WHAT TO PRODUCE
Would you return all of this data exactly, leaving nothing out?

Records
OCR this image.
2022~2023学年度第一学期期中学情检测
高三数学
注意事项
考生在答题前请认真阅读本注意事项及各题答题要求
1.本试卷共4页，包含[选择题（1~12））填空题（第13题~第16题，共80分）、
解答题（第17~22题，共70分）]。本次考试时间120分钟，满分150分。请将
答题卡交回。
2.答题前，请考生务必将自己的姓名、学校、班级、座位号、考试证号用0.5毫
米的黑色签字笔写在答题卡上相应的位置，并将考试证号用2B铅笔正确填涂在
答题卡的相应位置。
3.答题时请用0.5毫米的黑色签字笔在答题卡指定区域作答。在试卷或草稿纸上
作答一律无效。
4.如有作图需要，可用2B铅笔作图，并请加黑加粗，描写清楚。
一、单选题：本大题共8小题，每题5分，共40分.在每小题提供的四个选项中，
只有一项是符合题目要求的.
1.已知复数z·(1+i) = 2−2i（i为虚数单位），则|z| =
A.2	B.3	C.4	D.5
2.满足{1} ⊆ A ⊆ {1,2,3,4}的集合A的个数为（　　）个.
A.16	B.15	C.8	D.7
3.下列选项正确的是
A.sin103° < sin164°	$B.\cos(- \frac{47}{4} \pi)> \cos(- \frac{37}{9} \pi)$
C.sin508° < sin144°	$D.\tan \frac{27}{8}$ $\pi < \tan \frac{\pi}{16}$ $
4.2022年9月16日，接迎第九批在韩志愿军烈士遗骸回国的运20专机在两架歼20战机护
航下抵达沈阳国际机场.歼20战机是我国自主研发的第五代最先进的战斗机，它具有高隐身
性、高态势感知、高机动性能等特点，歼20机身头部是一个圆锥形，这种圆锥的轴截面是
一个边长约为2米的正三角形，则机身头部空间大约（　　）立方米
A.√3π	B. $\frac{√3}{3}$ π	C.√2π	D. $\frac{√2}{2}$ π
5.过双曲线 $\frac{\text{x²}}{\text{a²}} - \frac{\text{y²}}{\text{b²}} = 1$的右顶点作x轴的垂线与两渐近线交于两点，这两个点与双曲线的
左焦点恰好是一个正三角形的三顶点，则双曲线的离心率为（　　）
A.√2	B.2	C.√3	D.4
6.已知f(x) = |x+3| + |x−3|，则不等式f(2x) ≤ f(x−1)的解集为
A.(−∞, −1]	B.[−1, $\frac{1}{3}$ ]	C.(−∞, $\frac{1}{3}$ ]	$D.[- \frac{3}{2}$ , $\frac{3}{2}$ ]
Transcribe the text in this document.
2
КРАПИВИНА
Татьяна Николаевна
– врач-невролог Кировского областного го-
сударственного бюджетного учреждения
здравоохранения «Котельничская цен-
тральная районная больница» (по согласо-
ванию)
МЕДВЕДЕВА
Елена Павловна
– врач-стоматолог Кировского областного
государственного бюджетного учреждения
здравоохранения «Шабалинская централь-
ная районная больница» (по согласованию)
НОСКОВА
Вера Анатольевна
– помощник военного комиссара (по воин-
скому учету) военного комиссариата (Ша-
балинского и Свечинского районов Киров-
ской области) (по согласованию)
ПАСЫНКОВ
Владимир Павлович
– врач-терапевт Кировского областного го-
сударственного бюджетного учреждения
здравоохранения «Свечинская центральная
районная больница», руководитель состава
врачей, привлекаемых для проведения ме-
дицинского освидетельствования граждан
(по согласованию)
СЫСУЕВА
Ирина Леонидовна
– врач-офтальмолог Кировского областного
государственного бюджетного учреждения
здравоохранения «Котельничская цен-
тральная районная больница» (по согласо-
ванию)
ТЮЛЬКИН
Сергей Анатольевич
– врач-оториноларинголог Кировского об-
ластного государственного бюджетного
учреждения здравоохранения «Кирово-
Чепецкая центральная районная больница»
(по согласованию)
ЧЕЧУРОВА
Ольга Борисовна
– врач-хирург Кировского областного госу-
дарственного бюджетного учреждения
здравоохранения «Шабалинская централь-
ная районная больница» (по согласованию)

WRITTEN RESPONSE
OCR this image.
2022~2023学年度第一学期期中学情检测
高三数学
注意事项
考生在答题前请认真阅读本注意事项及各题答题要求
1.本试卷共4页，包含[选择题（1~12））填空题（第13题~第16题，共80分）、
解答题（第17~22题，共70分）]。本次考试时间120分钟，满分150分。请将
答题卡交回。
2.答题前，请考生务必将自己的姓名、学校、班级、座位号、考试证号用0.5毫
米的黑色签字笔写在答题卡上相应的位置，并将考试证号用2B铅笔正确填涂在
答题卡的相应位置。
3.答题时请用0.5毫米的黑色签字笔在答题卡指定区域作答。在试卷或草稿纸上
作答一律无效。
4.如有作图需要，可用2B铅笔作图，并请加黑加粗，描写清楚。
一、单选题：本大题共8小题，每题5分，共40分.在每小题提供的四个选项中，
只有一项是符合题目要求的.
1.已知复数z·(1+i) = 2−2i（i为虚数单位），则|z| =
A.2	B.3	C.4	D.5
2.满足{1} ⊆ A ⊆ {1,2,3,4}的集合A的个数为（　　）个.
A.16	B.15	C.8	D.7
3.下列选项正确的是
A.sin103° < sin164°	$B.\cos(- \frac{47}{4} \pi)> \cos(- \frac{37}{9} \pi)$
C.sin508° < sin144°	$D.\tan \frac{27}{8}$ $\pi < \tan \frac{\pi}{16}$ $
4.2022年9月16日，接迎第九批在韩志愿军烈士遗骸回国的运20专机在两架歼20战机护
航下抵达沈阳国际机场.歼20战机是我国自主研发的第五代最先进的战斗机，它具有高隐身
性、高态势感知、高机动性能等特点，歼20机身头部是一个圆锥形，这种圆锥的轴截面是
一个边长约为2米的正三角形，则机身头部空间大约（　　）立方米
A.√3π	B. $\frac{√3}{3}$ π	C.√2π	D. $\frac{√2}{2}$ π
5.过双曲线 $\frac{\text{x²}}{\text{a²}} - \frac{\text{y²}}{\text{b²}} = 1$的右顶点作x轴的垂线与两渐近线交于两点，这两个点与双曲线的
左焦点恰好是一个正三角形的三顶点，则双曲线的离心率为（　　）
A.√2	B.2	C.√3	D.4
6.已知f(x) = |x+3| + |x−3|，则不等式f(2x) ≤ f(x−1)的解集为
A.(−∞, −1]	B.[−1, $\frac{1}{3}$ ]	C.(−∞, $\frac{1}{3}$ ]	$D.[- \frac{3}{2}$ , $\frac{3}{2}$ ]
Transcribe the text in this document.
2
КРАПИВИНА
Татьяна Николаевна
– врач-невролог Кировского областного го-
сударственного бюджетного учреждения
здравоохранения «Котельничская цен-
тральная районная больница» (по согласо-
ванию)
МЕДВЕДЕВА
Елена Павловна
– врач-стоматолог Кировского областного
государственного бюджетного учреждения
здравоохранения «Шабалинская централь-
ная районная больница» (по согласованию)
НОСКОВА
Вера Анатольевна
– помощник военного комиссара (по воин-
скому учету) военного комиссариата (Ша-
балинского и Свечинского районов Киров-
ской области) (по согласованию)
ПАСЫНКОВ
Владимир Павлович
– врач-терапевт Кировского областного го-
сударственного бюджетного учреждения
здравоохранения «Свечинская центральная
районная больница», руководитель состава
врачей, привлекаемых для проведения ме-
дицинского освидетельствования граждан
(по согласованию)
СЫСУЕВА
Ирина Леонидовна
– врач-офтальмолог Кировского областного
государственного бюджетного учреждения
здравоохранения «Котельничская цен-
тральная районная больница» (по согласо-
ванию)
ТЮЛЬКИН
Сергей Анатольевич
– врач-оториноларинголог Кировского об-
ластного государственного бюджетного
учреждения здравоохранения «Кирово-
Чепецкая центральная районная больница»
(по согласованию)
ЧЕЧУРОВА
Ольга Борисовна
– врач-хирург Кировского областного госу-
дарственного бюджетного учреждения
здравоохранения «Шабалинская централь-
ная районная больница» (по согласованию)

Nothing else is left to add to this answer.